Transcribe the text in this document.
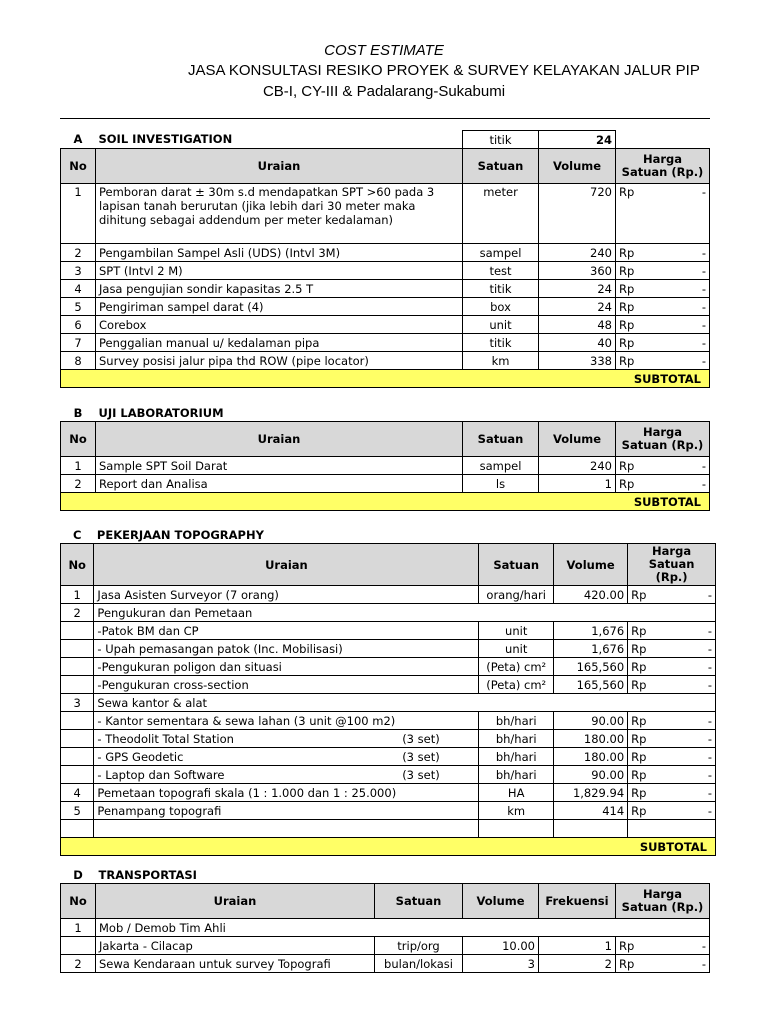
COST ESTIMATE
JASA KONSULTASI RESIKO PROYEK & SURVEY KELAYAKAN JALUR PIP
CB-I, CY-III & Padalarang-Sukabumi
A	SOIL INVESTIGATION	titik	24	
No	Uraian	Satuan	Volume	Harga Satuan (Rp.)
1	Pemboran darat ± 30m s.d mendapatkan SPT >60 pada 3 lapisan tanah berurutan (jika lebih dari 30 meter maka dihitung sebagai addendum per meter kedalaman)	meter	720	Rp -

2	Pengambilan Sampel Asli (UDS) (Intvl 3M)	sampel	240	Rp -

3	SPT (Intvl 2 M)	test	360	Rp -

4	Jasa pengujian sondir kapasitas 2.5 T	titik	24	Rp -

5	Pengiriman sampel darat (4)	box	24	Rp -

6	Corebox	unit	48	Rp -

7	Penggalian manual u/ kedalaman pipa	titik	40	Rp -

8	Survey posisi jalur pipa thd ROW (pipe locator)	km	338	Rp -

SUBTOTAL				
B	UJI LABORATORIUM			
No	Uraian	Satuan	Volume	Harga Satuan (Rp.)
1	Sample SPT Soil Darat	sampel	240	Rp -

2	Report dan Analisa	ls	1	Rp -

SUBTOTAL				
C	PEKERJAAN TOPOGRAPHY				
No	Uraian		Satuan	Volume	Harga Satuan (Rp.)
1	Jasa Asisten Surveyor (7 orang)		orang/hari	420.00	Rp -

2	Pengukuran dan Pemetaan				
	-Patok BM dan CP		unit	1,676	Rp -

	- Upah pemasangan patok (Inc. Mobilisasi)		unit	1,676	Rp -

	-Pengukuran poligon dan situasi		(Peta) cm²	165,560	Rp -

	-Pengukuran cross-section		(Peta) cm²	165,560	Rp -

3	Sewa kantor & alat				
	- Kantor sementara & sewa lahan (3 unit @100 m2)		bh/hari	90.00	Rp -

	- Theodolit Total Station	(3 set)	bh/hari	180.00	Rp -

	- GPS Geodetic	(3 set)	bh/hari	180.00	Rp -

	- Laptop dan Software	(3 set)	bh/hari	90.00	Rp -

4	Pemetaan topografi skala (1 : 1.000 dan 1 : 25.000)		HA	1,829.94	Rp -

5	Penampang topografi		km	414	Rp -

SUBTOTAL					
D	TRANSPORTASI				
No	Uraian	Satuan	Volume	Frekuensi	Harga Satuan (Rp.)
1	Mob / Demob Tim Ahli				
	Jakarta - Cilacap	trip/org	10.00	1	Rp -

2	Sewa Kendaraan untuk survey Topografi	bulan/lokasi	3	2	Rp -
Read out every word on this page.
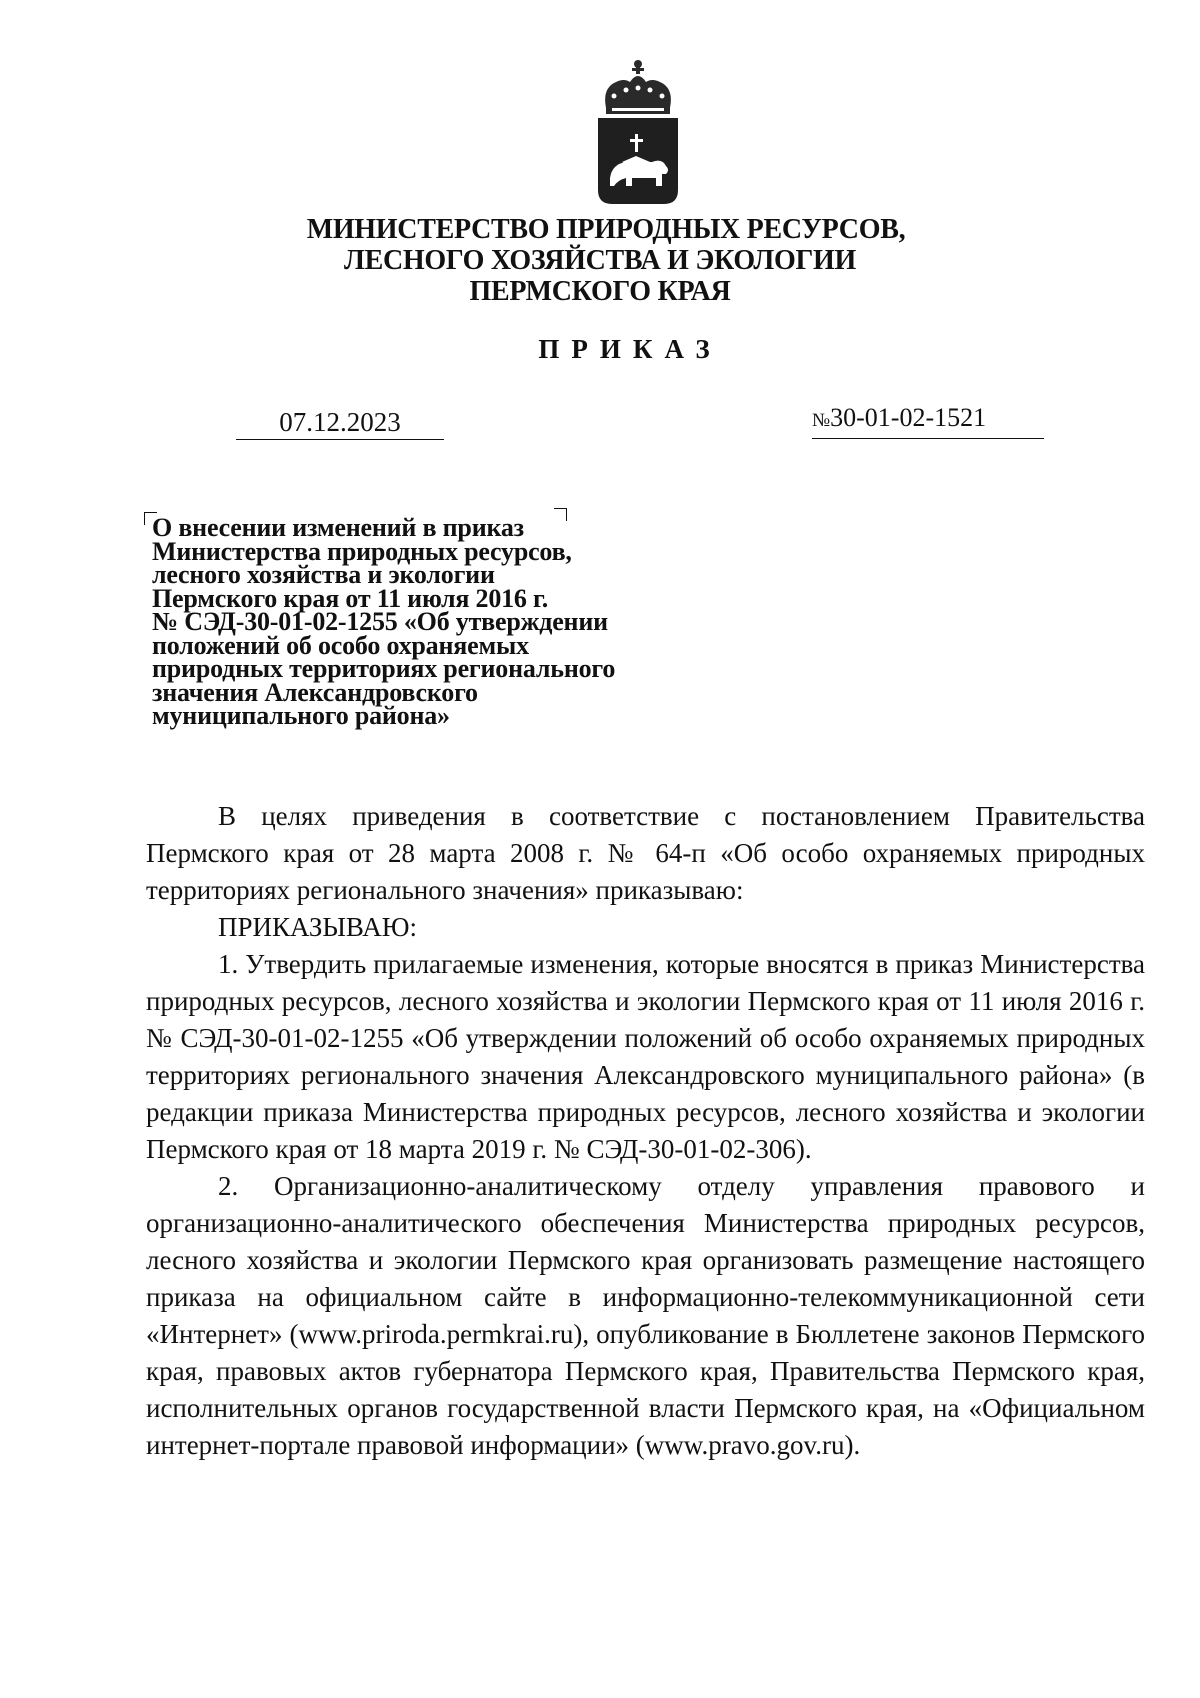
МИНИСТЕРСТВО ПРИРОДНЫХ РЕСУРСОВ,
ЛЕСНОГО ХОЗЯЙСТВА И ЭКОЛОГИИ
ПЕРМСКОГО КРАЯ
ПРИКАЗ
07.12.2023	№30-01-02-1521
О внесении изменений в приказ
Министерства природных ресурсов,
лесного хозяйства и экологии
Пермского края от 11 июля 2016 г.
№ СЭД-30-01-02-1255 «Об утверждении
положений об особо охраняемых
природных территориях регионального
значения Александровского
муниципального района»

В целях приведения в соответствие с постановлением Правительства Пермского края от 28 марта 2008 г. № 64-п «Об особо охраняемых природных территориях регионального значения» приказываю:

ПРИКАЗЫВАЮ:

1. Утвердить прилагаемые изменения, которые вносятся в приказ Министерства природных ресурсов, лесного хозяйства и экологии Пермского края от 11 июля 2016 г. № СЭД-30-01-02-1255 «Об утверждении положений об особо охраняемых природных территориях регионального значения Александровского муниципального района» (в редакции приказа Министерства природных ресурсов, лесного хозяйства и экологии Пермского края от 18 марта 2019 г. № СЭД-30-01-02-306).

2. Организационно-аналитическому отделу управления правового и организационно-аналитического обеспечения Министерства природных ресурсов, лесного хозяйства и экологии Пермского края организовать размещение настоящего приказа на официальном сайте в информационно-телекоммуникационной сети «Интернет» (www.priroda.permkrai.ru), опубликование в Бюллетене законов Пермского края, правовых актов губернатора Пермского края, Правительства Пермского края, исполнительных органов государственной власти Пермского края, на «Официальном интернет-портале правовой информации» (www.pravo.gov.ru).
####################
▶ [Problem details]
Repeat the material above in full and exactly, apart from the pictures.

▶ [Output of the exercise]
Transcribe the text in this document.
COST ESTIMATE
JASA KONSULTASI RESIKO PROYEK & SURVEY KELAYAKAN JALUR PIP
CB-I, CY-III & Padalarang-Sukabumi
A	SOIL INVESTIGATION	titik	24	
No	Uraian	Satuan	Volume	Harga Satuan (Rp.)
1	Pemboran darat ± 30m s.d mendapatkan SPT >60 pada 3 lapisan tanah berurutan (jika lebih dari 30 meter maka dihitung sebagai addendum per meter kedalaman)	meter	720	Rp -

2	Pengambilan Sampel Asli (UDS) (Intvl 3M)	sampel	240	Rp -

3	SPT (Intvl 2 M)	test	360	Rp -

4	Jasa pengujian sondir kapasitas 2.5 T	titik	24	Rp -

5	Pengiriman sampel darat (4)	box	24	Rp -

6	Corebox	unit	48	Rp -

7	Penggalian manual u/ kedalaman pipa	titik	40	Rp -

8	Survey posisi jalur pipa thd ROW (pipe locator)	km	338	Rp -

SUBTOTAL				
B	UJI LABORATORIUM			
No	Uraian	Satuan	Volume	Harga Satuan (Rp.)
1	Sample SPT Soil Darat	sampel	240	Rp -

2	Report dan Analisa	ls	1	Rp -

SUBTOTAL				
C	PEKERJAAN TOPOGRAPHY				
No	Uraian		Satuan	Volume	Harga Satuan (Rp.)
1	Jasa Asisten Surveyor (7 orang)		orang/hari	420.00	Rp -

2	Pengukuran dan Pemetaan				
	-Patok BM dan CP		unit	1,676	Rp -

	- Upah pemasangan patok (Inc. Mobilisasi)		unit	1,676	Rp -

	-Pengukuran poligon dan situasi		(Peta) cm²	165,560	Rp -

	-Pengukuran cross-section		(Peta) cm²	165,560	Rp -

3	Sewa kantor & alat				
	- Kantor sementara & sewa lahan (3 unit @100 m2)		bh/hari	90.00	Rp -

	- Theodolit Total Station	(3 set)	bh/hari	180.00	Rp -

	- GPS Geodetic	(3 set)	bh/hari	180.00	Rp -

	- Laptop dan Software	(3 set)	bh/hari	90.00	Rp -

4	Pemetaan topografi skala (1 : 1.000 dan 1 : 25.000)		HA	1,829.94	Rp -

5	Penampang topografi		km	414	Rp -

SUBTOTAL					
D	TRANSPORTASI				
No	Uraian	Satuan	Volume	Frekuensi	Harga Satuan (Rp.)
1	Mob / Demob Tim Ahli				
	Jakarta - Cilacap	trip/org	10.00	1	Rp -

2	Sewa Kendaraan untuk survey Topografi	bulan/lokasi	3	2	Rp -
Read out every word on this page.
МИНИСТЕРСТВО ПРИРОДНЫХ РЕСУРСОВ,
ЛЕСНОГО ХОЗЯЙСТВА И ЭКОЛОГИИ
ПЕРМСКОГО КРАЯ
ПРИКАЗ
07.12.2023	№30-01-02-1521
О внесении изменений в приказ
Министерства природных ресурсов,
лесного хозяйства и экологии
Пермского края от 11 июля 2016 г.
№ СЭД-30-01-02-1255 «Об утверждении
положений об особо охраняемых
природных территориях регионального
значения Александровского
муниципального района»

В целях приведения в соответствие с постановлением Правительства Пермского края от 28 марта 2008 г. № 64-п «Об особо охраняемых природных территориях регионального значения» приказываю:

ПРИКАЗЫВАЮ:

1. Утвердить прилагаемые изменения, которые вносятся в приказ Министерства природных ресурсов, лесного хозяйства и экологии Пермского края от 11 июля 2016 г. № СЭД-30-01-02-1255 «Об утверждении положений об особо охраняемых природных территориях регионального значения Александровского муниципального района» (в редакции приказа Министерства природных ресурсов, лесного хозяйства и экологии Пермского края от 18 марта 2019 г. № СЭД-30-01-02-306).

2. Организационно-аналитическому отделу управления правового и организационно-аналитического обеспечения Министерства природных ресурсов, лесного хозяйства и экологии Пермского края организовать размещение настоящего приказа на официальном сайте в информационно-телекоммуникационной сети «Интернет» (www.priroda.permkrai.ru), опубликование в Бюллетене законов Пермского края, правовых актов губернатора Пермского края, Правительства Пермского края, исполнительных органов государственной власти Пермского края, на «Официальном интернет-портале правовой информации» (www.pravo.gov.ru).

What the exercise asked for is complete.